- _Texte d'étude_

________________

Les soignants en première ligne des fragiles

Alice Desbiolles, médecin et spécialiste de la Santé publique, nuance : « La vaccination des soignants se fait prioritairement au nom des risques de transmissions à des publics fragiles. » Les soignants seraient responsables de près d’un tiers des infections au Covid-19 qui sont intervenues à l’hôpital. Ce fut d’ailleurs l’argument du ministre de la Santé Olivier Véran au moment où il a demandé aux soignants de plus se faire vacciner : non pas pour se protéger eux, mais pour protéger leurs patients. Alice Desbiolles poursuit : « On ne peut pas en dire autant des professeurs qui travaillent dans un domaine, où pour résumer, le risque de forme grave est moindre avec une population globalement très peu à risque. » L’étude ComCor de l’Institut Pasteur, publié en mars 2021, comptait ainsi les professeurs des écoles et instituteurs dans les « catégories professionnels les moins à risque » d’attraper le virus, contrairement aux soignants, dans les catégories professionnelles les plus à risque.

La Haute autorité de la Santé a fait le choix de cibler en priorité les publics les plus fragiles, par âge ou par comorbidité. « Les doses de vaccin étant encore très limitées, il semble compliqué actuellement de changer cette stratégie, ou d’expliquer au public cible de la vaccination - celui susceptible de faire des formes graves - qu’on reporte des doses », appuie Alice Desbiolles. La France compte 1.174.100 personnels (dont 886.000 enseignants) en poste à l’Éducation nationale en 2019-2020. Pour atteindre son objectif de dix millions de personnes vaccinées à la mi-avril, la France doit encore vacciner 4,4 millions de personnes en quatre semaines. Vacciner ces professions représenterait donc un quart des primo-injections à administrer, en sachant que le Conseil scientifique estimait, dans un avis d’avril 2020, à 17 millions le nombre de personnes susceptible de faire des formes graves en France.

Ainsi, s’il est vrai que d’autres pays ont commencé la vaccination des enseignants, il faut rappeler que les enseignants sont prioritaires aux États-Unis uniquement après les maisons de retraite et les soignants ou qu’en Espagne ils font partie de la deuxième vague de la campagne de vaccination. Néanmoins, d’autres nations - l’Italie ou le Portugal- les ont effectivement pris en compte comme prioritaires de première ligne. Alice Desbiolles le rappelle, évidemment tout personnel de l’Éducation nationale souffrant de comorbidité éligible à la vaccination peut aller se faire vacciner.

________________

- _Contenus enregistrés d'une collection_
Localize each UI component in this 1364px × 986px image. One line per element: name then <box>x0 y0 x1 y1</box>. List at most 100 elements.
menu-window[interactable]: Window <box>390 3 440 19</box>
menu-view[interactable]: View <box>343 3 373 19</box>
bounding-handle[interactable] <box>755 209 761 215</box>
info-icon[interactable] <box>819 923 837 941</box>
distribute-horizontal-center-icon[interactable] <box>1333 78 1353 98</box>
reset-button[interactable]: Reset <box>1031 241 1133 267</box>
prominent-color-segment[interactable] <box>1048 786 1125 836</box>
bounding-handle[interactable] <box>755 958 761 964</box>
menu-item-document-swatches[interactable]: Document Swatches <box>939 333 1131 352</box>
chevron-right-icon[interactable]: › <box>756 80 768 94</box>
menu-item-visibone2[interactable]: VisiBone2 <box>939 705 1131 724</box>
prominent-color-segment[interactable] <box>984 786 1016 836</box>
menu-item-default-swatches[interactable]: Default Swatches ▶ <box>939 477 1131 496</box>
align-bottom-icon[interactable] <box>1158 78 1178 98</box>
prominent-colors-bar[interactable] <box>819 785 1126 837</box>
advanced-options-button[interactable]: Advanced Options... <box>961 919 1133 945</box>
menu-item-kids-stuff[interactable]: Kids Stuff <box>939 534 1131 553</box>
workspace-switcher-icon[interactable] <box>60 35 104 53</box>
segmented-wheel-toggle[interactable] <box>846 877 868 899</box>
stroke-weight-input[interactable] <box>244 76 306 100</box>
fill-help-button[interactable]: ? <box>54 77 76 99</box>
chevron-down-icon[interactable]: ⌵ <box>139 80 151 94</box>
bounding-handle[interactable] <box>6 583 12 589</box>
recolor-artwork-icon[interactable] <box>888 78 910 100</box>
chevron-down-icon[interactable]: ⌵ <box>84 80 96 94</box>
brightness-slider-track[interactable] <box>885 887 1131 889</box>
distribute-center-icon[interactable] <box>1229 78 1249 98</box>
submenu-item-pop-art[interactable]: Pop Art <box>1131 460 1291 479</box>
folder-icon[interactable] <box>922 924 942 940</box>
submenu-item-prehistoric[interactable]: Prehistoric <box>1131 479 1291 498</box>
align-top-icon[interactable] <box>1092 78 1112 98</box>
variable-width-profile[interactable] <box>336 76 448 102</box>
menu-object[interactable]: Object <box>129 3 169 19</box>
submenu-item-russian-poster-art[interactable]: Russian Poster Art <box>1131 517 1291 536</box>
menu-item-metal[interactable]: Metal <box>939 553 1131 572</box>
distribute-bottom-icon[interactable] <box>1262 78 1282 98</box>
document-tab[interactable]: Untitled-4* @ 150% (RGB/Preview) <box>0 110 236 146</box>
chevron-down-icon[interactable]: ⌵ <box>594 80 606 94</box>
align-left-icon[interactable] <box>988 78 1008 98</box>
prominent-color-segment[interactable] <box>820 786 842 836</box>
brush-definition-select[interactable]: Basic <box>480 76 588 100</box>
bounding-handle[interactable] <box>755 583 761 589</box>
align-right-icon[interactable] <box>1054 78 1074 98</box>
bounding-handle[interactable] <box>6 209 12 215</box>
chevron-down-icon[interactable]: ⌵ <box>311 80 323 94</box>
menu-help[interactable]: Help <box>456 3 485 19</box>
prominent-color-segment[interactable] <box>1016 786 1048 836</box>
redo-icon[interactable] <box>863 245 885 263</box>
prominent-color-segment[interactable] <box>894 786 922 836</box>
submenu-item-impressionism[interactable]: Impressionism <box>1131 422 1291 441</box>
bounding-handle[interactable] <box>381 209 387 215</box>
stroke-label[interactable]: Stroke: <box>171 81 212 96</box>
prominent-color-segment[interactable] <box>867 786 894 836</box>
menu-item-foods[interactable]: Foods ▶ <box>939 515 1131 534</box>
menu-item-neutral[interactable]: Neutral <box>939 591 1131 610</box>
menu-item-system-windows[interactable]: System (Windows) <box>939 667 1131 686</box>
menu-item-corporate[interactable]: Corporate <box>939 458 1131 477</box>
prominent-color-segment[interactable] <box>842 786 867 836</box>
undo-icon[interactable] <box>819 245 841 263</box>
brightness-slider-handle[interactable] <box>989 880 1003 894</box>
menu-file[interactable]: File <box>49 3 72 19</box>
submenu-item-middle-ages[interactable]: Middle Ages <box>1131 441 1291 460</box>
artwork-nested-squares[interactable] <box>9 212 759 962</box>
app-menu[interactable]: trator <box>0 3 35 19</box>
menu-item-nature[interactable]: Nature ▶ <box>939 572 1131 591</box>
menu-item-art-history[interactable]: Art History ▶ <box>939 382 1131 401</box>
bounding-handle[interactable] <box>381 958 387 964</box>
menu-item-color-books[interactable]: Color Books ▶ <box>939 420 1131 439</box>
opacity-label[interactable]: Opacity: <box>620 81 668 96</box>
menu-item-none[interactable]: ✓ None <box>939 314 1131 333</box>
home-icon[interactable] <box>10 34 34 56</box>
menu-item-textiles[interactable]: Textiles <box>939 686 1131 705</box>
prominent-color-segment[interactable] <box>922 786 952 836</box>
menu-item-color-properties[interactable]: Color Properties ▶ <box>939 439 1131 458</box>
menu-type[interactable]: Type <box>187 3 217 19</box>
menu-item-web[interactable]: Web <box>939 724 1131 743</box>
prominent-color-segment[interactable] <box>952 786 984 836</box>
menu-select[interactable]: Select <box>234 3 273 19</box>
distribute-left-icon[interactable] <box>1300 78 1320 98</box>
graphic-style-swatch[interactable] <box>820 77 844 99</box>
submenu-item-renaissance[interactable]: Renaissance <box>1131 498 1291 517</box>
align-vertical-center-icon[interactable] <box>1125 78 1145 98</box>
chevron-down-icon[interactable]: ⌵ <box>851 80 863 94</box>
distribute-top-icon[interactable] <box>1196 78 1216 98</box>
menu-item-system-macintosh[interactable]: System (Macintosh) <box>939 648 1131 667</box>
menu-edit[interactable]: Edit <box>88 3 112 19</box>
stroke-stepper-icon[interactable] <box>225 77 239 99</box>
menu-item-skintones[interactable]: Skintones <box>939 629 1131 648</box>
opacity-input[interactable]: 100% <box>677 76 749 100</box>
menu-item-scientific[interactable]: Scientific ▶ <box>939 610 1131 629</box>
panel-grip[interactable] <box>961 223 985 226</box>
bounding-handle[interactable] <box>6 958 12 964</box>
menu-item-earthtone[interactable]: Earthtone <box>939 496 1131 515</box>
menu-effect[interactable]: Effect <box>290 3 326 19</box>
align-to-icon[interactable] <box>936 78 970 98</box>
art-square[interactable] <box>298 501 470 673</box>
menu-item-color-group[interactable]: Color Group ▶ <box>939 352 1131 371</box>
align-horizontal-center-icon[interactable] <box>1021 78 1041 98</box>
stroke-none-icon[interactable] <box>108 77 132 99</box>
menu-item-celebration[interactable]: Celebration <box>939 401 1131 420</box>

________________

- _Activités_
**1.** Réécrivez le passage du texte d'étude qui commence par « Ainsi, s’il est » et se termine par « se faire vacciner. », en remplaçant « deuxième vague » par « troisième vague ».
**2.** D'après le texte d'étude, quelle part des infections au Covid-19 survenues à l'hôpital serait due aux soignants ?
**3.** Relevez tous les pays nommés dans le texte d'étude.

- _Vos réponses écrites_
**1.**
Ainsi, s’il est vrai que d’autres pays ont commencé la vaccination des enseignants, il faut rappeler que les enseignants sont prioritaires aux États-Unis uniquement après les maisons de retraite et les soignants ou qu’en Espagne ils font partie de la troisième vague de la campagne de vaccination. Néanmoins, d’autres nations - l’Italie ou le Portugal- les ont effectivement pris en compte comme prioritaires de première ligne. Alice Desbiolles le rappelle, évidemment tout personnel de l’Éducation nationale souffrant de comorbidité éligible à la vaccination peut aller se faire vacciner.

**2.** Près d'un tiers.

**3.** France, États-Unis, Espagne, Italie, Portugal